- Work to complete
Gather up the lines with the word "screenshot" in them.

- Raw data
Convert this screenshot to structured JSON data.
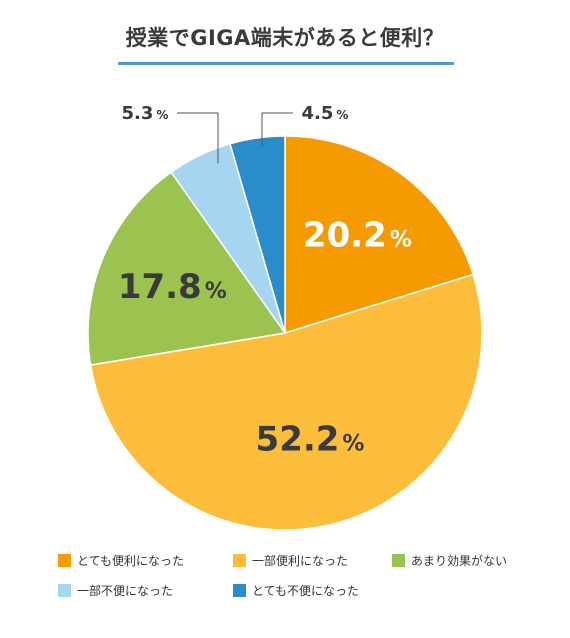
{
  "title": "授業でGIGA端末があると便利？",
  "colors": {
    "title_rule": "#4a9ad8",
    "label_text": "#ffffff",
    "label_text_dark": "#3a3a3a",
    "leader": "#555555"
  },
  "chart_data": {
    "type": "pie",
    "title": "授業でGIGA端末があると便利？",
    "slices": [
      {
        "label": "とても便利になった",
        "value": 20.2,
        "display": "20.2",
        "color": "#f59a00"
      },
      {
        "label": "一部便利になった",
        "value": 52.2,
        "display": "52.2",
        "color": "#fbbd3a"
      },
      {
        "label": "あまり効果がない",
        "value": 17.8,
        "display": "17.8",
        "color": "#9cc34f"
      },
      {
        "label": "一部不便になった",
        "value": 5.3,
        "display": "5.3",
        "color": "#a5d5f1"
      },
      {
        "label": "とても不便になった",
        "value": 4.5,
        "display": "4.5",
        "color": "#2a8cc8"
      }
    ],
    "unit": "%",
    "start_angle": "12 o'clock",
    "direction": "clockwise",
    "legend_position": "bottom"
  }
}
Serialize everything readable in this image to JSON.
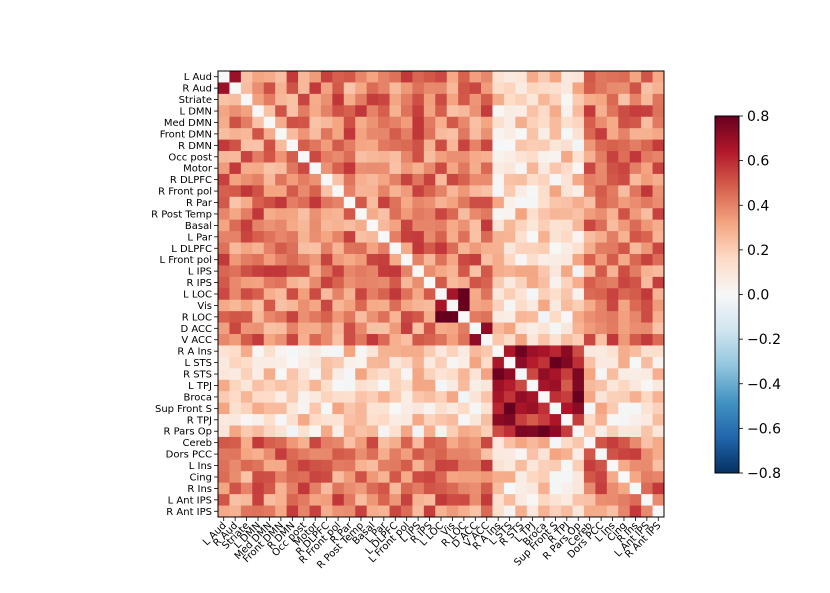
{
  "chart_data": {
    "type": "heatmap",
    "title": "",
    "labels": [
      "L Aud",
      "R Aud",
      "Striate",
      "L DMN",
      "Med DMN",
      "Front DMN",
      "R DMN",
      "Occ post",
      "Motor",
      "R DLPFC",
      "R Front pol",
      "R Par",
      "R Post Temp",
      "Basal",
      "L Par",
      "L DLPFC",
      "L Front pol",
      "L IPS",
      "R IPS",
      "L LOC",
      "Vis",
      "R LOC",
      "D ACC",
      "V ACC",
      "R A Ins",
      "L STS",
      "R STS",
      "L TPJ",
      "Broca",
      "Sup Front S",
      "R TPJ",
      "R Pars Op",
      "Cereb",
      "Dors PCC",
      "L Ins",
      "Cing",
      "R Ins",
      "L Ant IPS",
      "R Ant IPS"
    ],
    "x_tick_labels": [
      "L Aud",
      "R Aud",
      "Striate",
      "L DMN",
      "Med DMN",
      "Front DMN",
      "R DMN",
      "Occ post",
      "Motor",
      "R DLPFC",
      "R Front pol",
      "R Par",
      "R Post Temp",
      "Basal",
      "L Par",
      "L DLPFC",
      "L Front pol",
      "L IPS",
      "R IPS",
      "L LOC",
      "Vis",
      "R LOC",
      "D ACC",
      "V ACC",
      "R A Ins",
      "L STS",
      "R STS",
      "L TPJ",
      "Broca",
      "Sup Front S",
      "R TPJ",
      "R Pars Op",
      "Cereb",
      "Dors PCC",
      "L Ins",
      "Cing",
      "R Ins",
      "L Ant IPS",
      "R Ant IPS"
    ],
    "colorbar": {
      "vmin": -0.8,
      "vmax": 0.8,
      "ticks": [
        "0.8",
        "0.6",
        "0.4",
        "0.2",
        "0.0",
        "−0.2",
        "−0.4",
        "−0.6",
        "−0.8"
      ],
      "colormap": "RdBu_r"
    },
    "diagonal_value": 0.0,
    "default_offdiag": 0.4,
    "group_offsets": [
      {
        "labels": [
          "R A Ins",
          "L STS",
          "R STS",
          "L TPJ",
          "Broca",
          "Sup Front S",
          "R TPJ",
          "R Pars Op"
        ],
        "within": 0.65,
        "between": 0.15
      },
      {
        "labels": [
          "L LOC",
          "Vis",
          "R LOC"
        ],
        "within": 0.78,
        "between": 0.45
      },
      {
        "labels": [
          "D ACC",
          "V ACC"
        ],
        "within": 0.8,
        "between": 0.5
      },
      {
        "labels": [
          "L Aud",
          "R Aud"
        ],
        "within": 0.8,
        "between": 0.5
      }
    ],
    "row_tones": {
      "R A Ins": 0.05,
      "L STS": 0.08,
      "R TPJ": 0.05
    }
  }
}
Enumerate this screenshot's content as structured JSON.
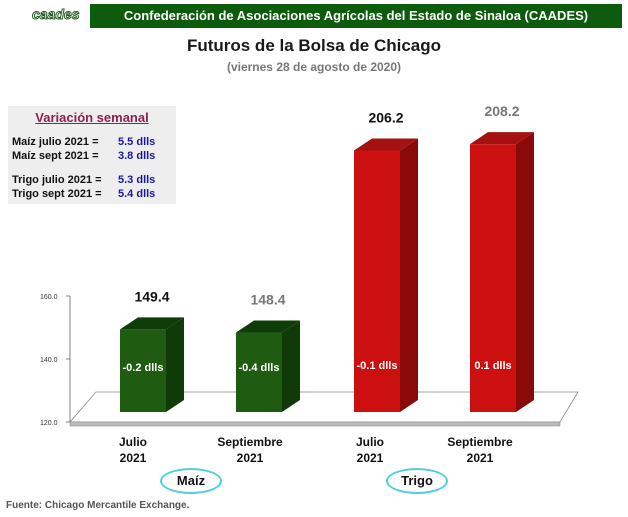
{
  "header": {
    "logo": "caades",
    "org": "Confederación de Asociaciones Agrícolas del Estado de Sinaloa (CAADES)"
  },
  "title": "Futuros de la Bolsa de Chicago",
  "subtitle": "(viernes 28 de agosto de 2020)",
  "variation": {
    "title": "Variación semanal",
    "rows": [
      {
        "label": "Maíz julio 2021 =",
        "value": "5.5 dlls"
      },
      {
        "label": "Maíz sept 2021 =",
        "value": "3.8 dlls"
      },
      {
        "label": "Trigo julio 2021 =",
        "value": "5.3 dlls"
      },
      {
        "label": "Trigo sept 2021 =",
        "value": "5.4 dlls"
      }
    ]
  },
  "groups": {
    "maiz": "Maíz",
    "trigo": "Trigo"
  },
  "footer": "Fuente: Chicago Mercantile Exchange.",
  "colors": {
    "maiz": "#1f5c12",
    "trigo": "#cc1010",
    "header": "#0d5c0d"
  },
  "chart_data": {
    "type": "bar",
    "categories": [
      "Julio 2021",
      "Septiembre 2021",
      "Julio 2021",
      "Septiembre 2021"
    ],
    "values": [
      149.4,
      148.4,
      206.2,
      208.2
    ],
    "value_labels": [
      "149.4",
      "148.4",
      "206.2",
      "208.2"
    ],
    "bar_labels": [
      "-0.2 dlls",
      "-0.4 dlls",
      "-0.1 dlls",
      "0.1 dlls"
    ],
    "groups": [
      "Maíz",
      "Maíz",
      "Trigo",
      "Trigo"
    ],
    "yticks": [
      "120.0",
      "140.0",
      "160.0"
    ],
    "ylim": [
      120,
      160
    ]
  }
}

- Result of this task
Convert this screenshot to structured JSON data.
Enumerate this screenshot's content as structured JSON.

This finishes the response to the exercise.